**DATA SHOWN:**
** Start **

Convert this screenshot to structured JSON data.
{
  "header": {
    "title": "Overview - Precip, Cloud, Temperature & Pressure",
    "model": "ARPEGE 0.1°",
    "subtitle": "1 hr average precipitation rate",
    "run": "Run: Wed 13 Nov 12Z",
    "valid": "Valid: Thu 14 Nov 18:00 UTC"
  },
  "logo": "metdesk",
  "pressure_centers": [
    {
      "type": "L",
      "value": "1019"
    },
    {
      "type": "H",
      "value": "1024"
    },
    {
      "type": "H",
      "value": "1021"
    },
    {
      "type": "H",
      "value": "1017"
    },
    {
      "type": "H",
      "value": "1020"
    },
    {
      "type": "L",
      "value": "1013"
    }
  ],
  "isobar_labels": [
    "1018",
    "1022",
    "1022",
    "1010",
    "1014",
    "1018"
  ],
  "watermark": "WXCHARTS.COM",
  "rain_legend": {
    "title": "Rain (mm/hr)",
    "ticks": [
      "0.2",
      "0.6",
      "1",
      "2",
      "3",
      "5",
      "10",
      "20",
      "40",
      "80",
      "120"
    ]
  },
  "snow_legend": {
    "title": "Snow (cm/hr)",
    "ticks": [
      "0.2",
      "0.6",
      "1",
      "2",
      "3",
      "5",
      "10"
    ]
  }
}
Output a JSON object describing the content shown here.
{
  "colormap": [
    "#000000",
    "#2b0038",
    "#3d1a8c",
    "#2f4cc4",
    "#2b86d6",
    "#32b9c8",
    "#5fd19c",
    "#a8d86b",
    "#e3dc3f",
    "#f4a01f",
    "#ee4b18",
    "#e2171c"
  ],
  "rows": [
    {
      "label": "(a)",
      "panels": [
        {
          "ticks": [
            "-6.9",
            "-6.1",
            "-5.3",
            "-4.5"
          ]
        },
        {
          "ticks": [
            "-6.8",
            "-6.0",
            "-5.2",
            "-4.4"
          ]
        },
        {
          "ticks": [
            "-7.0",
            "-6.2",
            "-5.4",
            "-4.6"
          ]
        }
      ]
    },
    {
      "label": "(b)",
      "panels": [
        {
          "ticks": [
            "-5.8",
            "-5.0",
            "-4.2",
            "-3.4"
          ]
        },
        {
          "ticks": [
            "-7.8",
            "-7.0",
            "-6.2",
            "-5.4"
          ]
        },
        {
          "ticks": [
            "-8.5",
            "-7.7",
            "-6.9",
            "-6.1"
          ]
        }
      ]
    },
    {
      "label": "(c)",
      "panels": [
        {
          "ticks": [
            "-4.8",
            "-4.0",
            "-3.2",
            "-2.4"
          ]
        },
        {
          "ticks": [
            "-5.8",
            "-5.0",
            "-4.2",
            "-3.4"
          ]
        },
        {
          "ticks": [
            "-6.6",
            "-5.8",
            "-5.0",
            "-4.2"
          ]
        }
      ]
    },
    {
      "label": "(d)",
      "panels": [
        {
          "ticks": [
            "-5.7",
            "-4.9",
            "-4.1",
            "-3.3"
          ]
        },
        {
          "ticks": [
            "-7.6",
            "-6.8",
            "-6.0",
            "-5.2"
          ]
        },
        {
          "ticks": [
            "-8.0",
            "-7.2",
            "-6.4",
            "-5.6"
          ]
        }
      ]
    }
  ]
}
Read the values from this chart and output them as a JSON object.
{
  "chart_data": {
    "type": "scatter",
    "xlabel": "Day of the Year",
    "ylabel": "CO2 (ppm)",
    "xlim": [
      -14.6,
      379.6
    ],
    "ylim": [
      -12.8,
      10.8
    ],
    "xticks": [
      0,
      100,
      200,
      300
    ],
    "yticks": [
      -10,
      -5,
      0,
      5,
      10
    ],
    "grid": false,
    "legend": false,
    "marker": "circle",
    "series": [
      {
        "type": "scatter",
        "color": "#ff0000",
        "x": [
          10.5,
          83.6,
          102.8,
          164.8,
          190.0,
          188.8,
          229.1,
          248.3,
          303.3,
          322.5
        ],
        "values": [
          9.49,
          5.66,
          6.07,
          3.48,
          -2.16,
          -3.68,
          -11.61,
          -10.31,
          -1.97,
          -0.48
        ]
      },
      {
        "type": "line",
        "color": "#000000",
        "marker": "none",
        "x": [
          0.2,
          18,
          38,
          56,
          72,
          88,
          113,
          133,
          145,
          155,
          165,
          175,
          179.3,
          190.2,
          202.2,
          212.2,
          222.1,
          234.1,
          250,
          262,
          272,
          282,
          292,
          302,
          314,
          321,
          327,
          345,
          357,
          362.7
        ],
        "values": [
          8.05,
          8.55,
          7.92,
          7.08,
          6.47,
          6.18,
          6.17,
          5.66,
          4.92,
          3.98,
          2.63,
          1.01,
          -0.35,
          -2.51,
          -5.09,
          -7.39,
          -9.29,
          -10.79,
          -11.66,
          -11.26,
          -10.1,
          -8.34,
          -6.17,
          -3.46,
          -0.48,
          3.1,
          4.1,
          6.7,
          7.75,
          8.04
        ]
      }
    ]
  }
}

** End **

**WHAT THE TASK REQUIRES:** Each entry is to be returned in full, character for character.

**FULL OUTPUT:**
Convert this screenshot to structured JSON data.
{
  "header": {
    "title": "Overview - Precip, Cloud, Temperature & Pressure",
    "model": "ARPEGE 0.1°",
    "subtitle": "1 hr average precipitation rate",
    "run": "Run: Wed 13 Nov 12Z",
    "valid": "Valid: Thu 14 Nov 18:00 UTC"
  },
  "logo": "metdesk",
  "pressure_centers": [
    {
      "type": "L",
      "value": "1019"
    },
    {
      "type": "H",
      "value": "1024"
    },
    {
      "type": "H",
      "value": "1021"
    },
    {
      "type": "H",
      "value": "1017"
    },
    {
      "type": "H",
      "value": "1020"
    },
    {
      "type": "L",
      "value": "1013"
    }
  ],
  "isobar_labels": [
    "1018",
    "1022",
    "1022",
    "1010",
    "1014",
    "1018"
  ],
  "watermark": "WXCHARTS.COM",
  "rain_legend": {
    "title": "Rain (mm/hr)",
    "ticks": [
      "0.2",
      "0.6",
      "1",
      "2",
      "3",
      "5",
      "10",
      "20",
      "40",
      "80",
      "120"
    ]
  },
  "snow_legend": {
    "title": "Snow (cm/hr)",
    "ticks": [
      "0.2",
      "0.6",
      "1",
      "2",
      "3",
      "5",
      "10"
    ]
  }
}
Output a JSON object describing the content shown here.
{
  "colormap": [
    "#000000",
    "#2b0038",
    "#3d1a8c",
    "#2f4cc4",
    "#2b86d6",
    "#32b9c8",
    "#5fd19c",
    "#a8d86b",
    "#e3dc3f",
    "#f4a01f",
    "#ee4b18",
    "#e2171c"
  ],
  "rows": [
    {
      "label": "(a)",
      "panels": [
        {
          "ticks": [
            "-6.9",
            "-6.1",
            "-5.3",
            "-4.5"
          ]
        },
        {
          "ticks": [
            "-6.8",
            "-6.0",
            "-5.2",
            "-4.4"
          ]
        },
        {
          "ticks": [
            "-7.0",
            "-6.2",
            "-5.4",
            "-4.6"
          ]
        }
      ]
    },
    {
      "label": "(b)",
      "panels": [
        {
          "ticks": [
            "-5.8",
            "-5.0",
            "-4.2",
            "-3.4"
          ]
        },
        {
          "ticks": [
            "-7.8",
            "-7.0",
            "-6.2",
            "-5.4"
          ]
        },
        {
          "ticks": [
            "-8.5",
            "-7.7",
            "-6.9",
            "-6.1"
          ]
        }
      ]
    },
    {
      "label": "(c)",
      "panels": [
        {
          "ticks": [
            "-4.8",
            "-4.0",
            "-3.2",
            "-2.4"
          ]
        },
        {
          "ticks": [
            "-5.8",
            "-5.0",
            "-4.2",
            "-3.4"
          ]
        },
        {
          "ticks": [
            "-6.6",
            "-5.8",
            "-5.0",
            "-4.2"
          ]
        }
      ]
    },
    {
      "label": "(d)",
      "panels": [
        {
          "ticks": [
            "-5.7",
            "-4.9",
            "-4.1",
            "-3.3"
          ]
        },
        {
          "ticks": [
            "-7.6",
            "-6.8",
            "-6.0",
            "-5.2"
          ]
        },
        {
          "ticks": [
            "-8.0",
            "-7.2",
            "-6.4",
            "-5.6"
          ]
        }
      ]
    }
  ]
}
Read the values from this chart and output them as a JSON object.
{
  "chart_data": {
    "type": "scatter",
    "xlabel": "Day of the Year",
    "ylabel": "CO2 (ppm)",
    "xlim": [
      -14.6,
      379.6
    ],
    "ylim": [
      -12.8,
      10.8
    ],
    "xticks": [
      0,
      100,
      200,
      300
    ],
    "yticks": [
      -10,
      -5,
      0,
      5,
      10
    ],
    "grid": false,
    "legend": false,
    "marker": "circle",
    "series": [
      {
        "type": "scatter",
        "color": "#ff0000",
        "x": [
          10.5,
          83.6,
          102.8,
          164.8,
          190.0,
          188.8,
          229.1,
          248.3,
          303.3,
          322.5
        ],
        "values": [
          9.49,
          5.66,
          6.07,
          3.48,
          -2.16,
          -3.68,
          -11.61,
          -10.31,
          -1.97,
          -0.48
        ]
      },
      {
        "type": "line",
        "color": "#000000",
        "marker": "none",
        "x": [
          0.2,
          18,
          38,
          56,
          72,
          88,
          113,
          133,
          145,
          155,
          165,
          175,
          179.3,
          190.2,
          202.2,
          212.2,
          222.1,
          234.1,
          250,
          262,
          272,
          282,
          292,
          302,
          314,
          321,
          327,
          345,
          357,
          362.7
        ],
        "values": [
          8.05,
          8.55,
          7.92,
          7.08,
          6.47,
          6.18,
          6.17,
          5.66,
          4.92,
          3.98,
          2.63,
          1.01,
          -0.35,
          -2.51,
          -5.09,
          -7.39,
          -9.29,
          -10.79,
          -11.66,
          -11.26,
          -10.1,
          -8.34,
          -6.17,
          -3.46,
          -0.48,
          3.1,
          4.1,
          6.7,
          7.75,
          8.04
        ]
      }
    ]
  }
}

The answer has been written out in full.